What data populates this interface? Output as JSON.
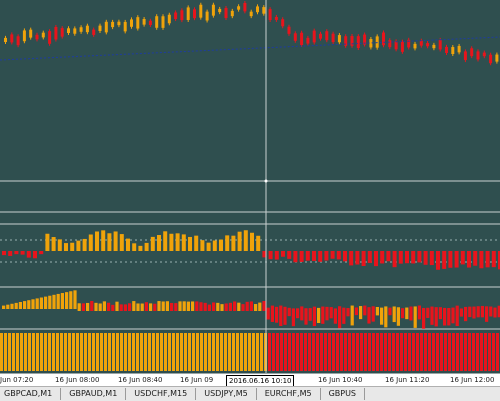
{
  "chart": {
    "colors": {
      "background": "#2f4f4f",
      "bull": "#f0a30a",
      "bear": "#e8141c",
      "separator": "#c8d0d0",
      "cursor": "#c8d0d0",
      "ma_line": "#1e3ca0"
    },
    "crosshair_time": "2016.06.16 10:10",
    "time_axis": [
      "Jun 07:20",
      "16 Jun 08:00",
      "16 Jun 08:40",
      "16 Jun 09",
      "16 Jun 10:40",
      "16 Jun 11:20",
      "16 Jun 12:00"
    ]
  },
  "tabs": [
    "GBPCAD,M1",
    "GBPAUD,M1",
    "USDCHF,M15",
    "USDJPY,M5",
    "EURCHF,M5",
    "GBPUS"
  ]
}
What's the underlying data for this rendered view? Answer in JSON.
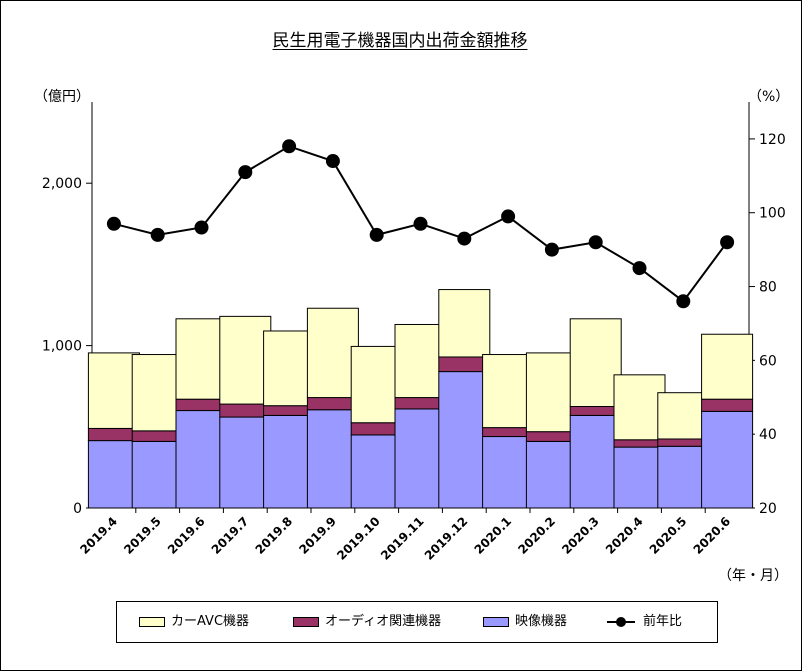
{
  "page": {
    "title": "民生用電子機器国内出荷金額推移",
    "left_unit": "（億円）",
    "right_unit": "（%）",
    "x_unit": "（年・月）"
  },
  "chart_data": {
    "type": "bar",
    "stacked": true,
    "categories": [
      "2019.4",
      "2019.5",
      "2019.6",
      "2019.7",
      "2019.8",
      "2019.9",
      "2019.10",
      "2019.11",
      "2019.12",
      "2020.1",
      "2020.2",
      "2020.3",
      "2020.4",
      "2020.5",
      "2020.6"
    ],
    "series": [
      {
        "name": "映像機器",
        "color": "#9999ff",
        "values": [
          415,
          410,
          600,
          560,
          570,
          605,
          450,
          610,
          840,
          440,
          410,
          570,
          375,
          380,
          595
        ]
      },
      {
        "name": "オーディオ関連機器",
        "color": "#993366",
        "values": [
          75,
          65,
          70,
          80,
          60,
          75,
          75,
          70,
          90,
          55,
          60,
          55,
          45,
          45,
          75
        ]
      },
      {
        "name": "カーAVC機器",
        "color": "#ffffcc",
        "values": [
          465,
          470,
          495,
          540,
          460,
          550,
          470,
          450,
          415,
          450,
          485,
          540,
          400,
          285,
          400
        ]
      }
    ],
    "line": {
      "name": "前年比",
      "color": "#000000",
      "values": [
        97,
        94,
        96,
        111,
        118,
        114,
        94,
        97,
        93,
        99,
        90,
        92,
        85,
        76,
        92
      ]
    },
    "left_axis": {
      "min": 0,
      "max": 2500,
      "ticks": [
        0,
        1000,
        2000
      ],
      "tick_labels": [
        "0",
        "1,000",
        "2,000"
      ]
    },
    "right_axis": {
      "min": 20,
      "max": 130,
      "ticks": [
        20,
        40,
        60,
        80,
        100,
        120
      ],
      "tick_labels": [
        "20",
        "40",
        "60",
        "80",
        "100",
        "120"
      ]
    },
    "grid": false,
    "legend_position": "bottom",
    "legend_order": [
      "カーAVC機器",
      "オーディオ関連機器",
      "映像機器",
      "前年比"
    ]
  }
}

----

Work to complete:
Transcribe every line from the records above without alteration, and leave out the images.

Solution:
What data populates this interface? Output as JSON.
{
  "chart": {
    "colors": {
      "background": "#2f4f4f",
      "bull": "#f0a30a",
      "bear": "#e8141c",
      "separator": "#c8d0d0",
      "cursor": "#c8d0d0",
      "ma_line": "#1e3ca0"
    },
    "crosshair_time": "2016.06.16 10:10",
    "time_axis": [
      "Jun 07:20",
      "16 Jun 08:00",
      "16 Jun 08:40",
      "16 Jun 09",
      "16 Jun 10:40",
      "16 Jun 11:20",
      "16 Jun 12:00"
    ]
  },
  "tabs": [
    "GBPCAD,M1",
    "GBPAUD,M1",
    "USDCHF,M15",
    "USDJPY,M5",
    "EURCHF,M5",
    "GBPUS"
  ]
}
What's the underlying data for this rendered view? Answer in JSON.
{
  "page": {
    "title": "民生用電子機器国内出荷金額推移",
    "left_unit": "（億円）",
    "right_unit": "（%）",
    "x_unit": "（年・月）"
  },
  "chart_data": {
    "type": "bar",
    "stacked": true,
    "categories": [
      "2019.4",
      "2019.5",
      "2019.6",
      "2019.7",
      "2019.8",
      "2019.9",
      "2019.10",
      "2019.11",
      "2019.12",
      "2020.1",
      "2020.2",
      "2020.3",
      "2020.4",
      "2020.5",
      "2020.6"
    ],
    "series": [
      {
        "name": "映像機器",
        "color": "#9999ff",
        "values": [
          415,
          410,
          600,
          560,
          570,
          605,
          450,
          610,
          840,
          440,
          410,
          570,
          375,
          380,
          595
        ]
      },
      {
        "name": "オーディオ関連機器",
        "color": "#993366",
        "values": [
          75,
          65,
          70,
          80,
          60,
          75,
          75,
          70,
          90,
          55,
          60,
          55,
          45,
          45,
          75
        ]
      },
      {
        "name": "カーAVC機器",
        "color": "#ffffcc",
        "values": [
          465,
          470,
          495,
          540,
          460,
          550,
          470,
          450,
          415,
          450,
          485,
          540,
          400,
          285,
          400
        ]
      }
    ],
    "line": {
      "name": "前年比",
      "color": "#000000",
      "values": [
        97,
        94,
        96,
        111,
        118,
        114,
        94,
        97,
        93,
        99,
        90,
        92,
        85,
        76,
        92
      ]
    },
    "left_axis": {
      "min": 0,
      "max": 2500,
      "ticks": [
        0,
        1000,
        2000
      ],
      "tick_labels": [
        "0",
        "1,000",
        "2,000"
      ]
    },
    "right_axis": {
      "min": 20,
      "max": 130,
      "ticks": [
        20,
        40,
        60,
        80,
        100,
        120
      ],
      "tick_labels": [
        "20",
        "40",
        "60",
        "80",
        "100",
        "120"
      ]
    },
    "grid": false,
    "legend_position": "bottom",
    "legend_order": [
      "カーAVC機器",
      "オーディオ関連機器",
      "映像機器",
      "前年比"
    ]
  }
}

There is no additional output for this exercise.